WHAT YOU HAVE TO DO. Transcribe each record exactly. Include every one.

ROWS.
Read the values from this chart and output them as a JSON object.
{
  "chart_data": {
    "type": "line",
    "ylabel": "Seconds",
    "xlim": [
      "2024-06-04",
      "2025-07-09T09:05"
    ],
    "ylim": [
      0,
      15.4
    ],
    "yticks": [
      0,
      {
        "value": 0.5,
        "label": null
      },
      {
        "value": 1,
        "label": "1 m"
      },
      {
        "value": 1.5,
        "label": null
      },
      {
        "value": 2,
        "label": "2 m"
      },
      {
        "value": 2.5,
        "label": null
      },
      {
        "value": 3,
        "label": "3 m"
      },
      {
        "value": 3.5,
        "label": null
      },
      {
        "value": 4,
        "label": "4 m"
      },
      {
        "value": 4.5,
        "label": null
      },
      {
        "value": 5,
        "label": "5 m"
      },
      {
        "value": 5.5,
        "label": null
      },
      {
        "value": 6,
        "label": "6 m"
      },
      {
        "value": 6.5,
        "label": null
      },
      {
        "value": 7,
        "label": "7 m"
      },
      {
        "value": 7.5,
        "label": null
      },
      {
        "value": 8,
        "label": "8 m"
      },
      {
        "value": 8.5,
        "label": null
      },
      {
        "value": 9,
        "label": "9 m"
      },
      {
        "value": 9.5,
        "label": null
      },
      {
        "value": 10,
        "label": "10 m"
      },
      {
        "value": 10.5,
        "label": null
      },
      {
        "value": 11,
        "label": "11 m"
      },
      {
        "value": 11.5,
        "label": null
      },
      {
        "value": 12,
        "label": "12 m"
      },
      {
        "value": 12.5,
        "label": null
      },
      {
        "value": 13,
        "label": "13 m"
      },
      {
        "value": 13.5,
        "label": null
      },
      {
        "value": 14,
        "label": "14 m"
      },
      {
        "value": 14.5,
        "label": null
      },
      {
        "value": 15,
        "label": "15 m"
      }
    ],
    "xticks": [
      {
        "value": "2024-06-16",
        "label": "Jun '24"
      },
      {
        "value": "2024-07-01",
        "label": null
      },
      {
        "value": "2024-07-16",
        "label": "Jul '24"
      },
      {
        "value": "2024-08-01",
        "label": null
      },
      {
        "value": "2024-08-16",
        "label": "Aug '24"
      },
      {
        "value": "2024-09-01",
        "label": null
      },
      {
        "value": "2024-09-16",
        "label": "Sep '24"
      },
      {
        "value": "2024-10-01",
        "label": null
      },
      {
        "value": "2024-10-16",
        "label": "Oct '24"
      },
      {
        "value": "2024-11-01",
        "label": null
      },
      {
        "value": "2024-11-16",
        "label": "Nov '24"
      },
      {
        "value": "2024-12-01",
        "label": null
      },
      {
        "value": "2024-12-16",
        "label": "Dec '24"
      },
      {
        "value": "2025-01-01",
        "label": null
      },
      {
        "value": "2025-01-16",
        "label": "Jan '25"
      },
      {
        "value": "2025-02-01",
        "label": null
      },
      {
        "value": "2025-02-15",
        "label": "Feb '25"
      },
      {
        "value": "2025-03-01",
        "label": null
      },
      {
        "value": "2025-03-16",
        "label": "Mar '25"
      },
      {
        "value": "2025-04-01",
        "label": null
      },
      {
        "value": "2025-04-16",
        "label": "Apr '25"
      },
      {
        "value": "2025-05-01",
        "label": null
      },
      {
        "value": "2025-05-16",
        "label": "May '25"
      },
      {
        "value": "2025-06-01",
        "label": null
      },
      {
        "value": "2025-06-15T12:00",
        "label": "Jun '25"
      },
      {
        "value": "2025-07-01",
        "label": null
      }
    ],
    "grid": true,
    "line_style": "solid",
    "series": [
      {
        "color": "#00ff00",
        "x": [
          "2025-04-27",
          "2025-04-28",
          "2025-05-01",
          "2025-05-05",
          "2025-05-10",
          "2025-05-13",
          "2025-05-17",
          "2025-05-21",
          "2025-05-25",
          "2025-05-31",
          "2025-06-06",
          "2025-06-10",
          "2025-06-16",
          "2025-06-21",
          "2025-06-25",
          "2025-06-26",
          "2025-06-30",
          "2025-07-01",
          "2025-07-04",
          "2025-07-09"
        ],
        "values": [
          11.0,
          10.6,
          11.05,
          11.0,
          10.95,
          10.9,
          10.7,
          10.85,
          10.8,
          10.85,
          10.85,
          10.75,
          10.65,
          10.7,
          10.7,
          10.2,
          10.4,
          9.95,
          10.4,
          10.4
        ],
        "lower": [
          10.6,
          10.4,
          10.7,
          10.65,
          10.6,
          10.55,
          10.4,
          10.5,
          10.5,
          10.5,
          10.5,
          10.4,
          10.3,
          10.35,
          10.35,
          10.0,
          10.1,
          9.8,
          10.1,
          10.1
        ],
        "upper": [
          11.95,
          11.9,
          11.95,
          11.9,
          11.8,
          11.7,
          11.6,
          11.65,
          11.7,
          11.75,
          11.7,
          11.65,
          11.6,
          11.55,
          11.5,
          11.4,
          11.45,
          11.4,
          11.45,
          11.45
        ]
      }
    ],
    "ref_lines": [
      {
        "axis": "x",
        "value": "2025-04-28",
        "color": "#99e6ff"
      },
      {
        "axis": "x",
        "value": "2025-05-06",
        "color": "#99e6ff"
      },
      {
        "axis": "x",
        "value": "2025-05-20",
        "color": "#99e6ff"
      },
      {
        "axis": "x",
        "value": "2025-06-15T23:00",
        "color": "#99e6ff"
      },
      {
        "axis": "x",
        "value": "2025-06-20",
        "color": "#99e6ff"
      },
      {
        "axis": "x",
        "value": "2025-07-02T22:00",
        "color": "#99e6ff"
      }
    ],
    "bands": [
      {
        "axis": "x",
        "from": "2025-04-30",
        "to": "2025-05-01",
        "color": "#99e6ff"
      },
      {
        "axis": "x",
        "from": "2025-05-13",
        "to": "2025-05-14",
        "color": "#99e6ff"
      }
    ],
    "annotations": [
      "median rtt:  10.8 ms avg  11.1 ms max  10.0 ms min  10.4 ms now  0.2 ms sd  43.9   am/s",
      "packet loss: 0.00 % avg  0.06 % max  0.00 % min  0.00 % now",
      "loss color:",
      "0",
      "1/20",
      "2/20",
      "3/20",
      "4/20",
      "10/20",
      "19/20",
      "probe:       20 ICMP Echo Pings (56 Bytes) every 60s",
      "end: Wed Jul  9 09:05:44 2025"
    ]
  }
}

REPLY TO THE TASK.
Read the values from this chart and output them as a JSON object.
{
  "chart_data": {
    "type": "line",
    "ylabel": "Seconds",
    "xlim": [
      "2024-06-04",
      "2025-07-09T09:05"
    ],
    "ylim": [
      0,
      15.4
    ],
    "yticks": [
      0,
      {
        "value": 0.5,
        "label": null
      },
      {
        "value": 1,
        "label": "1 m"
      },
      {
        "value": 1.5,
        "label": null
      },
      {
        "value": 2,
        "label": "2 m"
      },
      {
        "value": 2.5,
        "label": null
      },
      {
        "value": 3,
        "label": "3 m"
      },
      {
        "value": 3.5,
        "label": null
      },
      {
        "value": 4,
        "label": "4 m"
      },
      {
        "value": 4.5,
        "label": null
      },
      {
        "value": 5,
        "label": "5 m"
      },
      {
        "value": 5.5,
        "label": null
      },
      {
        "value": 6,
        "label": "6 m"
      },
      {
        "value": 6.5,
        "label": null
      },
      {
        "value": 7,
        "label": "7 m"
      },
      {
        "value": 7.5,
        "label": null
      },
      {
        "value": 8,
        "label": "8 m"
      },
      {
        "value": 8.5,
        "label": null
      },
      {
        "value": 9,
        "label": "9 m"
      },
      {
        "value": 9.5,
        "label": null
      },
      {
        "value": 10,
        "label": "10 m"
      },
      {
        "value": 10.5,
        "label": null
      },
      {
        "value": 11,
        "label": "11 m"
      },
      {
        "value": 11.5,
        "label": null
      },
      {
        "value": 12,
        "label": "12 m"
      },
      {
        "value": 12.5,
        "label": null
      },
      {
        "value": 13,
        "label": "13 m"
      },
      {
        "value": 13.5,
        "label": null
      },
      {
        "value": 14,
        "label": "14 m"
      },
      {
        "value": 14.5,
        "label": null
      },
      {
        "value": 15,
        "label": "15 m"
      }
    ],
    "xticks": [
      {
        "value": "2024-06-16",
        "label": "Jun '24"
      },
      {
        "value": "2024-07-01",
        "label": null
      },
      {
        "value": "2024-07-16",
        "label": "Jul '24"
      },
      {
        "value": "2024-08-01",
        "label": null
      },
      {
        "value": "2024-08-16",
        "label": "Aug '24"
      },
      {
        "value": "2024-09-01",
        "label": null
      },
      {
        "value": "2024-09-16",
        "label": "Sep '24"
      },
      {
        "value": "2024-10-01",
        "label": null
      },
      {
        "value": "2024-10-16",
        "label": "Oct '24"
      },
      {
        "value": "2024-11-01",
        "label": null
      },
      {
        "value": "2024-11-16",
        "label": "Nov '24"
      },
      {
        "value": "2024-12-01",
        "label": null
      },
      {
        "value": "2024-12-16",
        "label": "Dec '24"
      },
      {
        "value": "2025-01-01",
        "label": null
      },
      {
        "value": "2025-01-16",
        "label": "Jan '25"
      },
      {
        "value": "2025-02-01",
        "label": null
      },
      {
        "value": "2025-02-15",
        "label": "Feb '25"
      },
      {
        "value": "2025-03-01",
        "label": null
      },
      {
        "value": "2025-03-16",
        "label": "Mar '25"
      },
      {
        "value": "2025-04-01",
        "label": null
      },
      {
        "value": "2025-04-16",
        "label": "Apr '25"
      },
      {
        "value": "2025-05-01",
        "label": null
      },
      {
        "value": "2025-05-16",
        "label": "May '25"
      },
      {
        "value": "2025-06-01",
        "label": null
      },
      {
        "value": "2025-06-15T12:00",
        "label": "Jun '25"
      },
      {
        "value": "2025-07-01",
        "label": null
      }
    ],
    "grid": true,
    "line_style": "solid",
    "series": [
      {
        "color": "#00ff00",
        "x": [
          "2025-04-27",
          "2025-04-28",
          "2025-05-01",
          "2025-05-05",
          "2025-05-10",
          "2025-05-13",
          "2025-05-17",
          "2025-05-21",
          "2025-05-25",
          "2025-05-31",
          "2025-06-06",
          "2025-06-10",
          "2025-06-16",
          "2025-06-21",
          "2025-06-25",
          "2025-06-26",
          "2025-06-30",
          "2025-07-01",
          "2025-07-04",
          "2025-07-09"
        ],
        "values": [
          11.0,
          10.6,
          11.05,
          11.0,
          10.95,
          10.9,
          10.7,
          10.85,
          10.8,
          10.85,
          10.85,
          10.75,
          10.65,
          10.7,
          10.7,
          10.2,
          10.4,
          9.95,
          10.4,
          10.4
        ],
        "lower": [
          10.6,
          10.4,
          10.7,
          10.65,
          10.6,
          10.55,
          10.4,
          10.5,
          10.5,
          10.5,
          10.5,
          10.4,
          10.3,
          10.35,
          10.35,
          10.0,
          10.1,
          9.8,
          10.1,
          10.1
        ],
        "upper": [
          11.95,
          11.9,
          11.95,
          11.9,
          11.8,
          11.7,
          11.6,
          11.65,
          11.7,
          11.75,
          11.7,
          11.65,
          11.6,
          11.55,
          11.5,
          11.4,
          11.45,
          11.4,
          11.45,
          11.45
        ]
      }
    ],
    "ref_lines": [
      {
        "axis": "x",
        "value": "2025-04-28",
        "color": "#99e6ff"
      },
      {
        "axis": "x",
        "value": "2025-05-06",
        "color": "#99e6ff"
      },
      {
        "axis": "x",
        "value": "2025-05-20",
        "color": "#99e6ff"
      },
      {
        "axis": "x",
        "value": "2025-06-15T23:00",
        "color": "#99e6ff"
      },
      {
        "axis": "x",
        "value": "2025-06-20",
        "color": "#99e6ff"
      },
      {
        "axis": "x",
        "value": "2025-07-02T22:00",
        "color": "#99e6ff"
      }
    ],
    "bands": [
      {
        "axis": "x",
        "from": "2025-04-30",
        "to": "2025-05-01",
        "color": "#99e6ff"
      },
      {
        "axis": "x",
        "from": "2025-05-13",
        "to": "2025-05-14",
        "color": "#99e6ff"
      }
    ],
    "annotations": [
      "median rtt:  10.8 ms avg  11.1 ms max  10.0 ms min  10.4 ms now  0.2 ms sd  43.9   am/s",
      "packet loss: 0.00 % avg  0.06 % max  0.00 % min  0.00 % now",
      "loss color:",
      "0",
      "1/20",
      "2/20",
      "3/20",
      "4/20",
      "10/20",
      "19/20",
      "probe:       20 ICMP Echo Pings (56 Bytes) every 60s",
      "end: Wed Jul  9 09:05:44 2025"
    ]
  }
}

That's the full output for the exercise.